> [Passage to read]:
An advice for those that still love science fiction. Don't go from it. Stay with it, and you'll still have a lot of fun reading it.

If you haven't read Nineteen Eighty-Four, you really should.

>mfw Veeky Forums likes to pretend it isn't actually sci-fi.

Read Crusade's End

I feel like Iain M. Banks loses out on this board. The culture series is excellent, and his mainstream fiction isn't too bad either.

You'd be surprised how Lovecraftian horror implements science fiction and how it inspired sci-fi writers afterwards.

Have you read the Nights Dawn trilogy by Peter F Hamilton?

I could upload a digital version if you'd like

>sci fi
But it's board about literature, user.

>people who scoff at science fiction
>majored in liberal burger flipping while many sci-fi classics were written by STEM PhDs

Seriously this one. I could tell more but have to leave right now. Check goodreads or something.

Book of the New Sun. It's a perfect mesh of literary and sci-fi.

[Saved data entries]

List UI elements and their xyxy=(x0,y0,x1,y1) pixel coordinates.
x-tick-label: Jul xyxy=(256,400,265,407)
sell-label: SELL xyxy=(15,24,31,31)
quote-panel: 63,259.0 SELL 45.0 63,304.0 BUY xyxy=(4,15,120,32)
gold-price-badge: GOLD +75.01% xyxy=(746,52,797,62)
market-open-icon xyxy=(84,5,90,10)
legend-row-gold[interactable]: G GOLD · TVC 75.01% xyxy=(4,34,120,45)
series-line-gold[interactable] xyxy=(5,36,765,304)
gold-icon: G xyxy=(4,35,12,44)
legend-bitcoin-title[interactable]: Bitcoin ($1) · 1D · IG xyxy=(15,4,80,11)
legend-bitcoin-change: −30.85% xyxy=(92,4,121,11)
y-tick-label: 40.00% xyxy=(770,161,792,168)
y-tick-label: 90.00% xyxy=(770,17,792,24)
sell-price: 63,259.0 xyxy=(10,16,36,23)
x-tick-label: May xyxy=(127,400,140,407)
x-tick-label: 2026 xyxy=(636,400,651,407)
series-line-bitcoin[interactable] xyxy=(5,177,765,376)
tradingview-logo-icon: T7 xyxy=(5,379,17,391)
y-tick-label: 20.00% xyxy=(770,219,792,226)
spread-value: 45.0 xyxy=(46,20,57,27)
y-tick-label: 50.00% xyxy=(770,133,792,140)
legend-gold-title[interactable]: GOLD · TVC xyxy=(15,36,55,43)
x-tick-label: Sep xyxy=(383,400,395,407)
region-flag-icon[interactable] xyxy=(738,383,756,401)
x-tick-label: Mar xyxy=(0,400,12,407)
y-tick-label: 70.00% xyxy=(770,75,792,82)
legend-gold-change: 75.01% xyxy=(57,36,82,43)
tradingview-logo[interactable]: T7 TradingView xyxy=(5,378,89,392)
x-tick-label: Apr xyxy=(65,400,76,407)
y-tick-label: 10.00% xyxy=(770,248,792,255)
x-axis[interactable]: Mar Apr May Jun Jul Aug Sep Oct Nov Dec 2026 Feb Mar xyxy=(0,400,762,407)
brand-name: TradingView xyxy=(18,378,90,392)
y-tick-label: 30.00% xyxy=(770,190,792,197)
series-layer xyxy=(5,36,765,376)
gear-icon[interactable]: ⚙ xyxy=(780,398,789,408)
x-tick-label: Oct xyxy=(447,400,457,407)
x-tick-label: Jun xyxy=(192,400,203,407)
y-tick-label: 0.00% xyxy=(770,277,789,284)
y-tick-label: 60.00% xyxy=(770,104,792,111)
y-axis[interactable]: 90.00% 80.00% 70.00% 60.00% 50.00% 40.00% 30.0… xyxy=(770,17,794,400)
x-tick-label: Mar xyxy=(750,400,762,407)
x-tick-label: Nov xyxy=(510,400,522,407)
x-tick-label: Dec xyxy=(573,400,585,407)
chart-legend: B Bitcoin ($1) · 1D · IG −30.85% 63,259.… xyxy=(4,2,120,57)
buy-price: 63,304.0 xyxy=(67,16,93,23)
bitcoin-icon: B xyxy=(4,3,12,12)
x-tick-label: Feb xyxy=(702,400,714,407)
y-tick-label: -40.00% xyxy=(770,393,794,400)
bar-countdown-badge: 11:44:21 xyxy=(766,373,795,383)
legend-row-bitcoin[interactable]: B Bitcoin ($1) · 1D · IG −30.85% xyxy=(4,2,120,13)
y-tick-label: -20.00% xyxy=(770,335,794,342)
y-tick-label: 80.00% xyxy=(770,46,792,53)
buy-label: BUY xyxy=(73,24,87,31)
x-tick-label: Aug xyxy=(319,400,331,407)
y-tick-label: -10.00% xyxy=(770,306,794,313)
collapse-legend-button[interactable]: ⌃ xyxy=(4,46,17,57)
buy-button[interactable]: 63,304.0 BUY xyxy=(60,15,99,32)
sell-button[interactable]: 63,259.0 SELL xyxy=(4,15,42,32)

> [Set of tasks]:
1. Return the part of the science fiction discussion starting at "Read Crusade's End" and ending at "too bad either.", copied word for word.
2. List every book, series, or trilogy title named in the science fiction discussion.
3. Continue the science fiction discussion after its last post.

> [Exercise results]:
1.
Read Crusade's End

I feel like Iain M. Banks loses out on this board. The culture series is excellent, and his mainstream fiction isn't too bad either.

2.
Nineteen Eighty-Four
Crusade's End
The Culture series
Nights Dawn trilogy
Book of the New Sun

3.
Just because you have a PhD in physics doesn't mean you can write an interesting story

Sci-fi is usually attacked for being a low-brow genre, not badly written.

What does low-brow mean, in this context? Anyway, if you compare the best sci-fi prose to the best of literary fiction it's really no contest. And I say that as a huge sci-fi fan

g-guess not

they are great books guys, i swear

...

seconded, but start with snow crash its shorter and if you like that youll like anything else by him. my personal fave is cryptonomicon

Do it senpai

>pick up first Hammer's Slammers omnibus
>introduction by Gene Wolfe

What am I supposed to make of this

Star Maker

It's pretty awesome

The Whisperer In Darkness is the most sci-fi of his stories, read that

I love sci-fi, but it feels like such a waste of time, I could be reading some deeper shit yet here I am reading a book as big as the bible about spacetravel.

I feel the same way about Veeky Forums.

Philosophical sci-fi is more interesting than scientific sci-fi.

Gonna repeat my recommendation of Star Maker then. It gets pretty thoughtful as it goes on, Stapleton's views of civilization and his deist beliefs really come through, it's a lot more than a story about aliens.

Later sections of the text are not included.